(Saved entries)
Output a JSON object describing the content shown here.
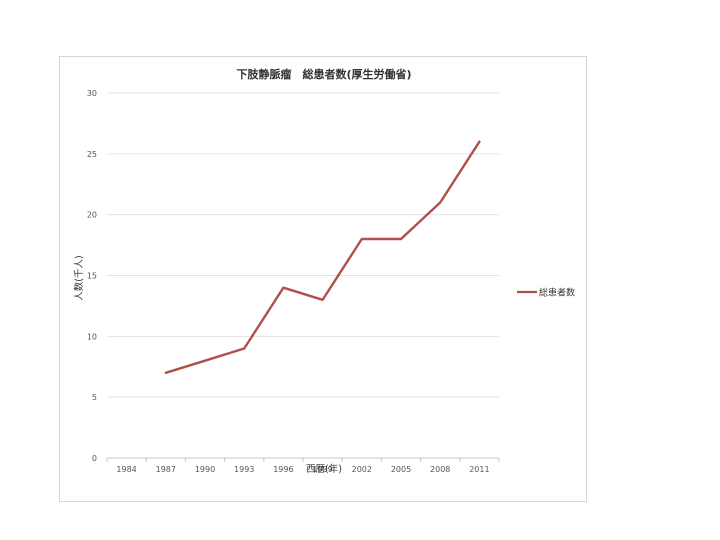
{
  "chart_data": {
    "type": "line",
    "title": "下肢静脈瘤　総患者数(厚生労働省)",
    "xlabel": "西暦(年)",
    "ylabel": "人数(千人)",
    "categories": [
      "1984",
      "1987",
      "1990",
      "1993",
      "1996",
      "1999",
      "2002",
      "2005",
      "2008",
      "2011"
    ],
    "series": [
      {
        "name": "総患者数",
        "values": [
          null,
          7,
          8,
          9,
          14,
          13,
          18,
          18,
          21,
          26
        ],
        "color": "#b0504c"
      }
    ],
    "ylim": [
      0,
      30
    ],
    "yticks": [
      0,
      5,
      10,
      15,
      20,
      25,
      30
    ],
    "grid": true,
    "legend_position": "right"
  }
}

→ AIM OF THE EXERCISE
Write out every record above exactly as it stands, but leave out the pictures.

→ RESULT OF THE TASK
Output a JSON object describing the content shown here.
{
  "chart_data": {
    "type": "line",
    "title": "下肢静脈瘤　総患者数(厚生労働省)",
    "xlabel": "西暦(年)",
    "ylabel": "人数(千人)",
    "categories": [
      "1984",
      "1987",
      "1990",
      "1993",
      "1996",
      "1999",
      "2002",
      "2005",
      "2008",
      "2011"
    ],
    "series": [
      {
        "name": "総患者数",
        "values": [
          null,
          7,
          8,
          9,
          14,
          13,
          18,
          18,
          21,
          26
        ],
        "color": "#b0504c"
      }
    ],
    "ylim": [
      0,
      30
    ],
    "yticks": [
      0,
      5,
      10,
      15,
      20,
      25,
      30
    ],
    "grid": true,
    "legend_position": "right"
  }
}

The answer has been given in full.